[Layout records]
◆ ◆ ◆ ◆ ◆ ◆ ◆

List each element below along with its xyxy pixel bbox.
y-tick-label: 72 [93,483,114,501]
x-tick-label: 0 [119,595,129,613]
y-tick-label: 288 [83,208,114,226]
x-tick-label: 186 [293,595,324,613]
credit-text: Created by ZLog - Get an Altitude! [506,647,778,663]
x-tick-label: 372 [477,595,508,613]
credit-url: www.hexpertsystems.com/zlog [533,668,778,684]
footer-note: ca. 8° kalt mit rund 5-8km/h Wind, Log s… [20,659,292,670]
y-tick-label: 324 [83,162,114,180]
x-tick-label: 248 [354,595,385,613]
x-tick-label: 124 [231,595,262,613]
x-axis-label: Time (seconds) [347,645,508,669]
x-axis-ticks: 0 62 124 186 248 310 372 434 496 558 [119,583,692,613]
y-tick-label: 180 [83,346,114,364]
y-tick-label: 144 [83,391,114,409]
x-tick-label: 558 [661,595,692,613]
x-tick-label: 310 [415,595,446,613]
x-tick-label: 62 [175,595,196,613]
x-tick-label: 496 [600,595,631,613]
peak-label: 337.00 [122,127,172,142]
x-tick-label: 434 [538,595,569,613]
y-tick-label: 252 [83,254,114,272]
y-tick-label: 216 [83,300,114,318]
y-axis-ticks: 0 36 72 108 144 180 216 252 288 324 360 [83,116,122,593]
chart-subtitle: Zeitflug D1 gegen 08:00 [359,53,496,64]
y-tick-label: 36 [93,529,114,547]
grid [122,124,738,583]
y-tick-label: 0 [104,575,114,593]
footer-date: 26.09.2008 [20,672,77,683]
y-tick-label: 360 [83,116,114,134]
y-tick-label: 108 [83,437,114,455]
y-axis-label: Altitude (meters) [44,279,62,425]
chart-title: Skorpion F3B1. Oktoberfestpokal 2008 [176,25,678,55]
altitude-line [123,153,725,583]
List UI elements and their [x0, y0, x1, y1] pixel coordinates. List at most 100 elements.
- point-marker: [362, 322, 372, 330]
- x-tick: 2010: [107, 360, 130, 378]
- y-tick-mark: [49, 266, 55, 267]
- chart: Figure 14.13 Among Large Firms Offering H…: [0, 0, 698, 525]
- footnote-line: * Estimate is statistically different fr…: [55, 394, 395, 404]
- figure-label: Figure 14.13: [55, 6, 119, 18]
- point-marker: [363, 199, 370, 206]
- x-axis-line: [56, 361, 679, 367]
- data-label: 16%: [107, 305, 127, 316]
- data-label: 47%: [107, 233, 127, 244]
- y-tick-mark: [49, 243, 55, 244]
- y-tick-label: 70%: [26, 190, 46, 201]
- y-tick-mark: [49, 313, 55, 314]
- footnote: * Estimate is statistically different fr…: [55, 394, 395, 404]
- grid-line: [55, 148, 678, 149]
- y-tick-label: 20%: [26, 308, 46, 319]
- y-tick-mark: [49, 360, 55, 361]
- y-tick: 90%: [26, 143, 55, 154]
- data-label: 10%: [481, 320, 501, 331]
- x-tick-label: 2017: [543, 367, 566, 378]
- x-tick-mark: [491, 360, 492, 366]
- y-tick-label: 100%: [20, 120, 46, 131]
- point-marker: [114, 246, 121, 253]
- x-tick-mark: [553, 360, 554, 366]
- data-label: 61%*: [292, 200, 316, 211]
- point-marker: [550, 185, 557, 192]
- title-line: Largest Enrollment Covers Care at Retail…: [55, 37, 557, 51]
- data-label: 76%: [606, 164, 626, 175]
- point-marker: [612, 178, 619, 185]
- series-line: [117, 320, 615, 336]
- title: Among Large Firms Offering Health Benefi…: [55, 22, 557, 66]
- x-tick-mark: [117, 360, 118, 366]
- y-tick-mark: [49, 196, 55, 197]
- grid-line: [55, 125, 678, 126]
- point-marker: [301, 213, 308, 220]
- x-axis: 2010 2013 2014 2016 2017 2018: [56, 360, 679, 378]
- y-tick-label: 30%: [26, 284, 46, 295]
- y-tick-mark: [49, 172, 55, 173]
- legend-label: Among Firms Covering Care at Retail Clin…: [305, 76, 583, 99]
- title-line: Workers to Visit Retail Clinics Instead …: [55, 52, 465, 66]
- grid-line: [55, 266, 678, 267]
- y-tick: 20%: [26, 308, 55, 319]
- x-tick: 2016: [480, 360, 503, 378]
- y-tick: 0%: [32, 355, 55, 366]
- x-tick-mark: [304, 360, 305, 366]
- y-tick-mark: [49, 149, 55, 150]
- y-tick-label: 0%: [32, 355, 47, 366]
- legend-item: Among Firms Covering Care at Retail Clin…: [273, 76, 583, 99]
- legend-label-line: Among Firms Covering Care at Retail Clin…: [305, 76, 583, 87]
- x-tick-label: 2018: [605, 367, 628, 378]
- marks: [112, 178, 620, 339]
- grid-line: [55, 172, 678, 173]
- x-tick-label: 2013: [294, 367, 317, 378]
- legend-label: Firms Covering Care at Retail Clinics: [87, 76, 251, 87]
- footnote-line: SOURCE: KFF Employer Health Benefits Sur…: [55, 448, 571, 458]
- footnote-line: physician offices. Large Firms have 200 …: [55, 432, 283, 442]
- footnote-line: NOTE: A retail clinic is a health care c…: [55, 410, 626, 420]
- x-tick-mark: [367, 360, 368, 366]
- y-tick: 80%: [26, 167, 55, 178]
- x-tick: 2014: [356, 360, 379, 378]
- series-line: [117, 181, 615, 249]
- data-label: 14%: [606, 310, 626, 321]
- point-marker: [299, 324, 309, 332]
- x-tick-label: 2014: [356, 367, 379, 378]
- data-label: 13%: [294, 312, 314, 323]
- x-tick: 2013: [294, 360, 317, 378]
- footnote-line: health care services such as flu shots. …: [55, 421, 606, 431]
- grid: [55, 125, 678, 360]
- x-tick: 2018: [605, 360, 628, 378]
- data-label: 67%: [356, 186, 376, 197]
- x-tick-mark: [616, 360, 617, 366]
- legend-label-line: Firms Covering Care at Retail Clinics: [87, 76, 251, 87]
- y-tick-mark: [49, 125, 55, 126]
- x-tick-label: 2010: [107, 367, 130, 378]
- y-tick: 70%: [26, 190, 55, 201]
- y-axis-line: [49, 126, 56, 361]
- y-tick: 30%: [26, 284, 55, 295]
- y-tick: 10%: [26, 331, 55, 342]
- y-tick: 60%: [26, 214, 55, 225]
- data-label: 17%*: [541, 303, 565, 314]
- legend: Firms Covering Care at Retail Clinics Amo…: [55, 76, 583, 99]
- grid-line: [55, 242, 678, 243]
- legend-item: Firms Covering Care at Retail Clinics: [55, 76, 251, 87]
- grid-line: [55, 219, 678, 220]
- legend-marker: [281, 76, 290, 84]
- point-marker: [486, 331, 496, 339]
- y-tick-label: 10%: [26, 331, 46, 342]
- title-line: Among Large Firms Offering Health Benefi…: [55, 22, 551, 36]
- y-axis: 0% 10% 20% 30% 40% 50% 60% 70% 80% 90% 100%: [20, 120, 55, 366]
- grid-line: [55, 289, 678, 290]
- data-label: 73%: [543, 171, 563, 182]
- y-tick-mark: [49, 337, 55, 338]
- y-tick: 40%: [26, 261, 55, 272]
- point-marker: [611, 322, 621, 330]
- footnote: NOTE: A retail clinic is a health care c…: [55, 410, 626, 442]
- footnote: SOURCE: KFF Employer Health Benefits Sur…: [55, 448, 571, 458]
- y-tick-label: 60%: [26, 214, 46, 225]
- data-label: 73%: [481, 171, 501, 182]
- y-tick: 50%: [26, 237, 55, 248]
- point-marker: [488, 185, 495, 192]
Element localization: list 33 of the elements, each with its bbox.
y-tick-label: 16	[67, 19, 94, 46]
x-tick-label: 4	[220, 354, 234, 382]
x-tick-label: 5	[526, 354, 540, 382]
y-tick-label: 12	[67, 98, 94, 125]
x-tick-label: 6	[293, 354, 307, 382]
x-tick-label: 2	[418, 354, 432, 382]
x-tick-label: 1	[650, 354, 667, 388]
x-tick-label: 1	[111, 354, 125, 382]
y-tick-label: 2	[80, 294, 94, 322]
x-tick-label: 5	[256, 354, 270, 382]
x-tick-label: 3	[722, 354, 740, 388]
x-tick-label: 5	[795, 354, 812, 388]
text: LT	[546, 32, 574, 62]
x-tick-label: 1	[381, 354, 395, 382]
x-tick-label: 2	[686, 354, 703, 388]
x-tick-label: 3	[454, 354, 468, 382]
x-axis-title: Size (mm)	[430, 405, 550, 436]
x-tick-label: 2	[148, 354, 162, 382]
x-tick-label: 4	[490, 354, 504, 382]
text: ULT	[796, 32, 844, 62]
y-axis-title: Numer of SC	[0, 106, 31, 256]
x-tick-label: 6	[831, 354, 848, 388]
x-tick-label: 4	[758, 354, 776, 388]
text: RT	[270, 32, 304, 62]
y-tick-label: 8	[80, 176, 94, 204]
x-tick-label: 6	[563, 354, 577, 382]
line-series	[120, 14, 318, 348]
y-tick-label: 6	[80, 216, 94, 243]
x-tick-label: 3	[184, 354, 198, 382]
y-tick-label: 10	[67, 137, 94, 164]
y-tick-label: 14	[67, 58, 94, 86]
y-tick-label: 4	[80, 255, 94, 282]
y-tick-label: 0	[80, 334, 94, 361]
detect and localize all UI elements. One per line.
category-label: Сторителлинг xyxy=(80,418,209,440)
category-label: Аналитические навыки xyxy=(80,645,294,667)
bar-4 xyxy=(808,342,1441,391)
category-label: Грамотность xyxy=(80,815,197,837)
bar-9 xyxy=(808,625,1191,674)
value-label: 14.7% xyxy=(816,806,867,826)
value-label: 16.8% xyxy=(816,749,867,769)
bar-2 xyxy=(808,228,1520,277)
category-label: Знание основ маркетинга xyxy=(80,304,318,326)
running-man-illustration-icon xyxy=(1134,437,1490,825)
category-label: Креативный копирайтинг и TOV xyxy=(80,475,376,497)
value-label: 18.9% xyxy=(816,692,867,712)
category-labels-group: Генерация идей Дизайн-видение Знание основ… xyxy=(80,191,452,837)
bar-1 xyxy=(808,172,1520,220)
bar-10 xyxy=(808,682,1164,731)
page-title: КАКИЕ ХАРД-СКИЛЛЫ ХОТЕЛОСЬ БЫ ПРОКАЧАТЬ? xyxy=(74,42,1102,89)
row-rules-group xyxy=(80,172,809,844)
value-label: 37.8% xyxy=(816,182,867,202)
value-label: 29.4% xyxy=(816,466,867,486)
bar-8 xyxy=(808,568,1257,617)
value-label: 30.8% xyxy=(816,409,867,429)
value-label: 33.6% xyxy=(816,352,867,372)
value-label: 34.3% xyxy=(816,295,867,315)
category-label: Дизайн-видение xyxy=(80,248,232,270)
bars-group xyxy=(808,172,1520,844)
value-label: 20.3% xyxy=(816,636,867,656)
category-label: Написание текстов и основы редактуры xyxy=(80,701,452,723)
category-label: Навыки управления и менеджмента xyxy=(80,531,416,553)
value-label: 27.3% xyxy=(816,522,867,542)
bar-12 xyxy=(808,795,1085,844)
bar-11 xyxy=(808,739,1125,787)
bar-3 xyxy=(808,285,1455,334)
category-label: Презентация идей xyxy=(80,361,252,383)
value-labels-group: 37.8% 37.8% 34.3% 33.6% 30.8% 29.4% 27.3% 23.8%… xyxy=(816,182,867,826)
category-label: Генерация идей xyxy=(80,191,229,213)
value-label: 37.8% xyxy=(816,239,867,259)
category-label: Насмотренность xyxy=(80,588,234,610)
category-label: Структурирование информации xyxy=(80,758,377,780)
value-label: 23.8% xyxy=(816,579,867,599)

◆ ◆ ◆ ◆ ◆ ◆ ◆

◆ **What needs to be done**: Extract the lines of the listing word for word, starting with its first line and going on through the line that contains "footer-note: ca. 8°", with both of those lines included.

◆ **Written reply**:
List each element below along with its xyxy pixel bbox.
y-tick-label: 72 [93,483,114,501]
x-tick-label: 0 [119,595,129,613]
y-tick-label: 288 [83,208,114,226]
x-tick-label: 186 [293,595,324,613]
credit-text: Created by ZLog - Get an Altitude! [506,647,778,663]
x-tick-label: 372 [477,595,508,613]
credit-url: www.hexpertsystems.com/zlog [533,668,778,684]
footer-note: ca. 8° kalt mit rund 5-8km/h Wind, Log s… [20,659,292,670]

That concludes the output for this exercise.